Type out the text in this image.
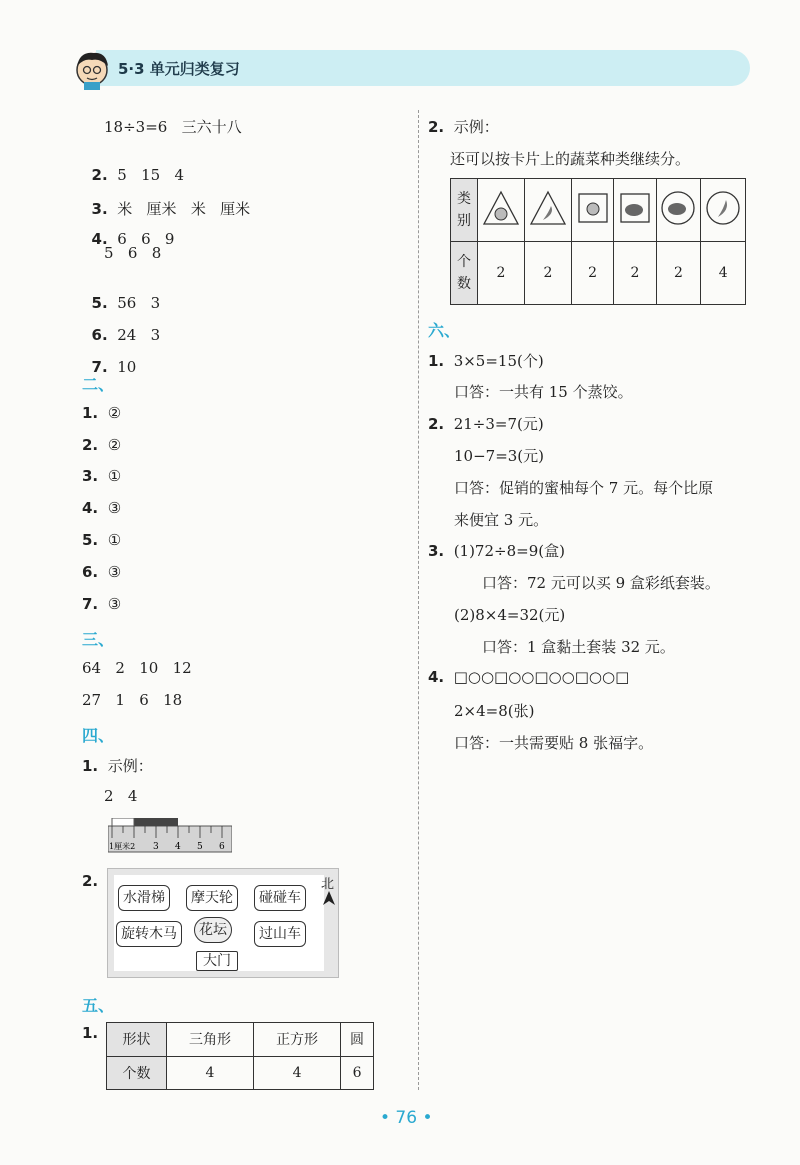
5·3 单元归类复习
18÷3=6   三六十八

2. 5   15   4

3. 米   厘米   米   厘米

4. 6   6   9
5   6   8

5. 56   3

6. 24   3

7. 10
二、
1. ②
2. ②
3. ①
4. ③
5. ①
6. ③
7. ③
三、
64   2   10   12
27   1   6   18
四、
1. 示例：
2   4
1厘米2 3 4 5 6
2.
水滑梯	摩天轮	碰碰车
旋转木马	花坛	过山车
大门
北
五、
1. 形状	三角形	正方形	圆
个数	4	4	6
2. 示例：
还可以按卡片上的蔬菜种类继续分。
类
别						
个
数	2	2	2	2	2	4
六、
1. 3×5=15(个)
口答：一共有 15 个蒸饺。
2. 21÷3=7(元)
10−7=3(元)
口答：促销的蜜柚每个 7 元。每个比原
来便宜 3 元。
3. (1)72÷8=9(盒)
口答：72 元可以买 9 盒彩纸套装。
(2)8×4=32(元)
口答：1 盒黏土套装 32 元。
4. □○○□○○□○○□○○□
2×4=8(张)
口答：一共需要贴 8 张福字。
• 76 •
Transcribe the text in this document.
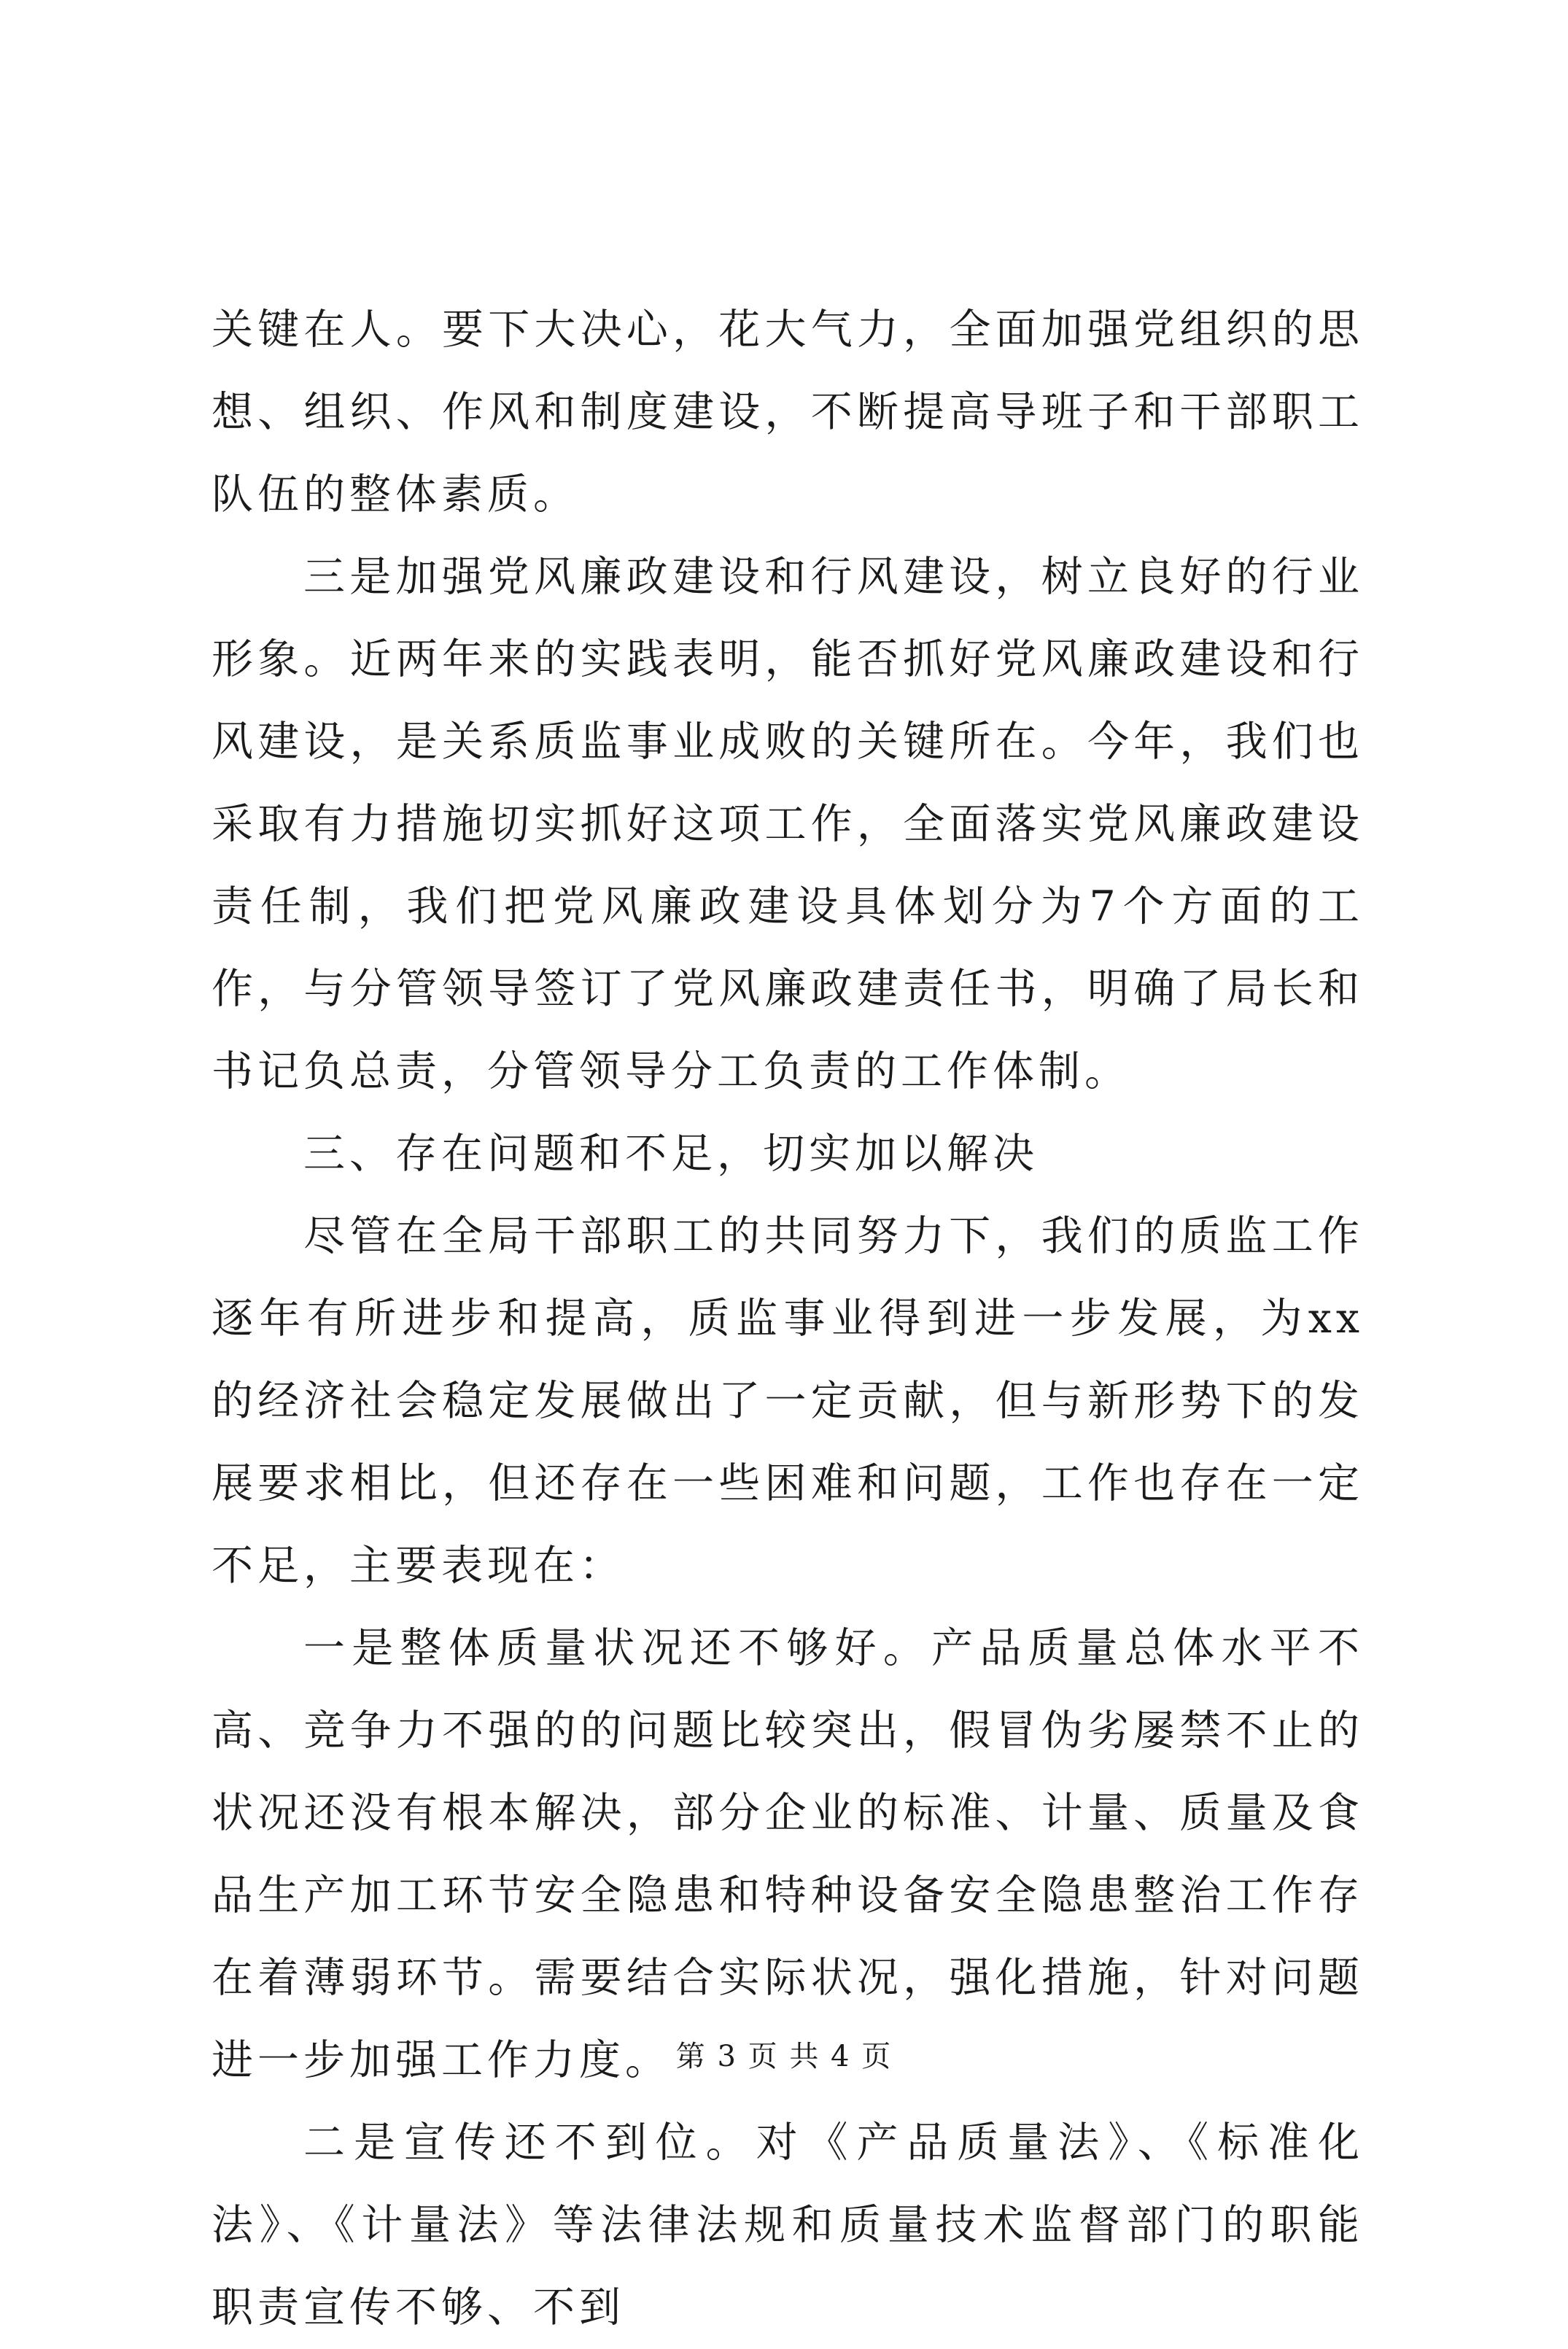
关键在人。要下大决心，花大气力，全面加强党组织的思想、组织、作风和制度建设，不断提高导班子和干部职工队伍的整体素质。

三是加强党风廉政建设和行风建设，树立良好的行业形象。近两年来的实践表明，能否抓好党风廉政建设和行风建设，是关系质监事业成败的关键所在。今年，我们也采取有力措施切实抓好这项工作，全面落实党风廉政建设责任制，我们把党风廉政建设具体划分为7个方面的工作，与分管领导签订了党风廉政建责任书，明确了局长和书记负总责，分管领导分工负责的工作体制。

三、存在问题和不足，切实加以解决

尽管在全局干部职工的共同努力下，我们的质监工作逐年有所进步和提高，质监事业得到进一步发展，为xx的经济社会稳定发展做出了一定贡献，但与新形势下的发展要求相比，但还存在一些困难和问题，工作也存在一定不足，主要表现在：

一是整体质量状况还不够好。产品质量总体水平不高、竞争力不强的的问题比较突出，假冒伪劣屡禁不止的状况还没有根本解决，部分企业的标准、计量、质量及食品生产加工环节安全隐患和特种设备安全隐患整治工作存在着薄弱环节。需要结合实际状况，强化措施，针对问题进一步加强工作力度。

二是宣传还不到位。对《产品质量法》、《标准化法》、《计量法》等法律法规和质量技术监督部门的职能职责宣传不够、不到

第 3 页 共 4 页
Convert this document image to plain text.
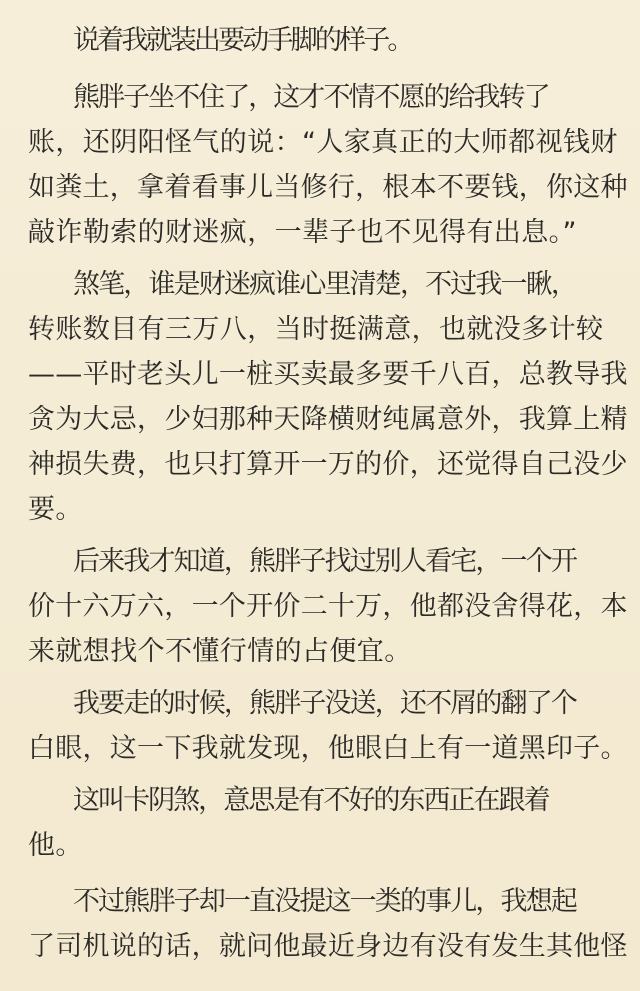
说着我就装出要动手脚的样子。
熊胖子坐不住了，这才不情不愿的给我转了
账，还阴阳怪气的说：“人家真正的大师都视钱财
如粪土，拿着看事儿当修行，根本不要钱，你这种
敲诈勒索的财迷疯，一辈子也不见得有出息。”
煞笔，谁是财迷疯谁心里清楚，不过我一瞅，
转账数目有三万八，当时挺满意，也就没多计较
——平时老头儿一桩买卖最多要千八百，总教导我
贪为大忌，少妇那种天降横财纯属意外，我算上精
神损失费，也只打算开一万的价，还觉得自己没少
要。
后来我才知道，熊胖子找过别人看宅，一个开
价十六万六，一个开价二十万，他都没舍得花，本
来就想找个不懂行情的占便宜。
我要走的时候，熊胖子没送，还不屑的翻了个
白眼，这一下我就发现，他眼白上有一道黑印子。
这叫卡阴煞，意思是有不好的东西正在跟着
他。
不过熊胖子却一直没提这一类的事儿，我想起
了司机说的话，就问他最近身边有没有发生其他怪
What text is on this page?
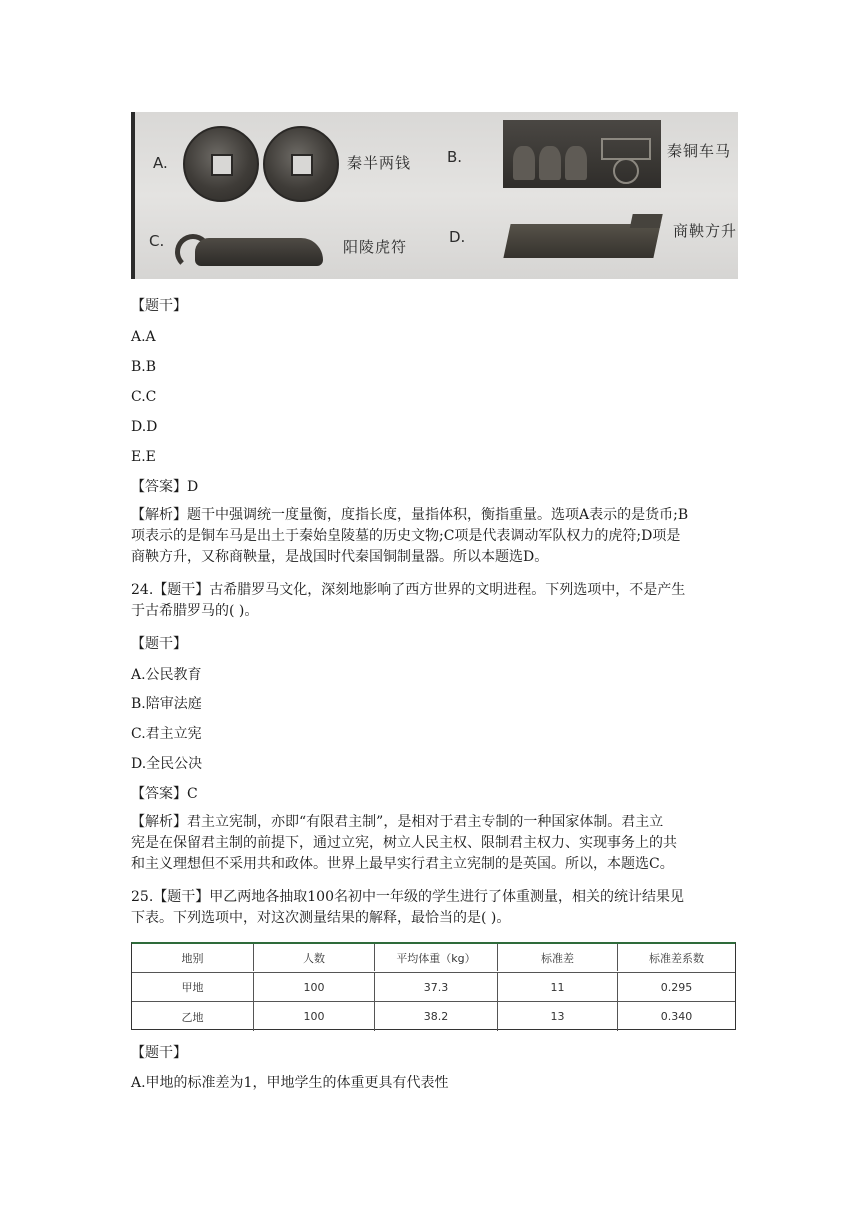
A.	秦半两钱 B.	秦铜车马
C.	阳陵虎符
D.	商鞅方升
【题干】
A.A
B.B
C.C
D.D
E.E
【答案】D
【解析】题干中强调统一度量衡，度指长度，量指体积，衡指重量。选项A表示的是货币;B
项表示的是铜车马是出土于秦始皇陵墓的历史文物;C项是代表调动军队权力的虎符;D项是
商鞅方升，又称商鞅量，是战国时代秦国铜制量器。所以本题选D。
24.【题干】古希腊罗马文化，深刻地影响了西方世界的文明进程。下列选项中，不是产生
于古希腊罗马的( )。
【题干】
A.公民教育
B.陪审法庭
C.君主立宪
D.全民公决
【答案】C
【解析】君主立宪制，亦即“有限君主制”，是相对于君主专制的一种国家体制。君主立
宪是在保留君主制的前提下，通过立宪，树立人民主权、限制君主权力、实现事务上的共
和主义理想但不采用共和政体。世界上最早实行君主立宪制的是英国。所以，本题选C。
25.【题干】甲乙两地各抽取100名初中一年级的学生进行了体重测量，相关的统计结果见
下表。下列选项中，对这次测量结果的解释，最恰当的是( )。
地别	人数	平均体重（kg）	标准差	标准差系数
甲地	100	37.3	11	0.295
乙地	100	38.2	13	0.340
【题干】
A.甲地的标准差为1，甲地学生的体重更具有代表性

Short problem:
Without including any pictures, print each record exactly.

Answer to this task:
Type out the text in this image.
5·3 单元归类复习
18÷3=6   三六十八

2. 5   15   4

3. 米   厘米   米   厘米

4. 6   6   9
5   6   8

5. 56   3

6. 24   3

7. 10
二、
1. ②
2. ②
3. ①
4. ③
5. ①
6. ③
7. ③
三、
64   2   10   12
27   1   6   18
四、
1. 示例：
2   4
1厘米2 3 4 5 6
2.
水滑梯	摩天轮	碰碰车
旋转木马	花坛	过山车
大门
北
五、
1. 形状	三角形	正方形	圆
个数	4	4	6
2. 示例：
还可以按卡片上的蔬菜种类继续分。
类
别						
个
数	2	2	2	2	2	4
六、
1. 3×5=15(个)
口答：一共有 15 个蒸饺。
2. 21÷3=7(元)
10−7=3(元)
口答：促销的蜜柚每个 7 元。每个比原
来便宜 3 元。
3. (1)72÷8=9(盒)
口答：72 元可以买 9 盒彩纸套装。
(2)8×4=32(元)
口答：1 盒黏土套装 32 元。
4. □○○□○○□○○□○○□
2×4=8(张)
口答：一共需要贴 8 张福字。
• 76 •
Transcribe the text in this document.
关键在人。要下大决心，花大气力，全面加强党组织的思想、组织、作风和制度建设，不断提高导班子和干部职工队伍的整体素质。

三是加强党风廉政建设和行风建设，树立良好的行业形象。近两年来的实践表明，能否抓好党风廉政建设和行风建设，是关系质监事业成败的关键所在。今年，我们也采取有力措施切实抓好这项工作，全面落实党风廉政建设责任制，我们把党风廉政建设具体划分为7个方面的工作，与分管领导签订了党风廉政建责任书，明确了局长和书记负总责，分管领导分工负责的工作体制。

三、存在问题和不足，切实加以解决

尽管在全局干部职工的共同努力下，我们的质监工作逐年有所进步和提高，质监事业得到进一步发展，为xx的经济社会稳定发展做出了一定贡献，但与新形势下的发展要求相比，但还存在一些困难和问题，工作也存在一定不足，主要表现在：

一是整体质量状况还不够好。产品质量总体水平不高、竞争力不强的的问题比较突出，假冒伪劣屡禁不止的状况还没有根本解决，部分企业的标准、计量、质量及食品生产加工环节安全隐患和特种设备安全隐患整治工作存在着薄弱环节。需要结合实际状况，强化措施，针对问题进一步加强工作力度。

二是宣传还不到位。对《产品质量法》、《标准化法》、《计量法》等法律法规和质量技术监督部门的职能职责宣传不够、不到

第 3 页 共 4 页
Convert this document image to plain text.
说着我就装出要动手脚的样子。
熊胖子坐不住了，这才不情不愿的给我转了
账，还阴阳怪气的说：“人家真正的大师都视钱财
如粪土，拿着看事儿当修行，根本不要钱，你这种
敲诈勒索的财迷疯，一辈子也不见得有出息。”
煞笔，谁是财迷疯谁心里清楚，不过我一瞅，
转账数目有三万八，当时挺满意，也就没多计较
——平时老头儿一桩买卖最多要千八百，总教导我
贪为大忌，少妇那种天降横财纯属意外，我算上精
神损失费，也只打算开一万的价，还觉得自己没少
要。
后来我才知道，熊胖子找过别人看宅，一个开
价十六万六，一个开价二十万，他都没舍得花，本
来就想找个不懂行情的占便宜。
我要走的时候，熊胖子没送，还不屑的翻了个
白眼，这一下我就发现，他眼白上有一道黑印子。
这叫卡阴煞，意思是有不好的东西正在跟着
他。
不过熊胖子却一直没提这一类的事儿，我想起
了司机说的话，就问他最近身边有没有发生其他怪
What text is on this page?
A.	秦半两钱 B.	秦铜车马
C.	阳陵虎符
D.	商鞅方升
【题干】
A.A
B.B
C.C
D.D
E.E
【答案】D
【解析】题干中强调统一度量衡，度指长度，量指体积，衡指重量。选项A表示的是货币;B
项表示的是铜车马是出土于秦始皇陵墓的历史文物;C项是代表调动军队权力的虎符;D项是
商鞅方升，又称商鞅量，是战国时代秦国铜制量器。所以本题选D。
24.【题干】古希腊罗马文化，深刻地影响了西方世界的文明进程。下列选项中，不是产生
于古希腊罗马的( )。
【题干】
A.公民教育
B.陪审法庭
C.君主立宪
D.全民公决
【答案】C
【解析】君主立宪制，亦即“有限君主制”，是相对于君主专制的一种国家体制。君主立
宪是在保留君主制的前提下，通过立宪，树立人民主权、限制君主权力、实现事务上的共
和主义理想但不采用共和政体。世界上最早实行君主立宪制的是英国。所以，本题选C。
25.【题干】甲乙两地各抽取100名初中一年级的学生进行了体重测量，相关的统计结果见
下表。下列选项中，对这次测量结果的解释，最恰当的是( )。
地别	人数	平均体重（kg）	标准差	标准差系数
甲地	100	37.3	11	0.295
乙地	100	38.2	13	0.340
【题干】
A.甲地的标准差为1，甲地学生的体重更具有代表性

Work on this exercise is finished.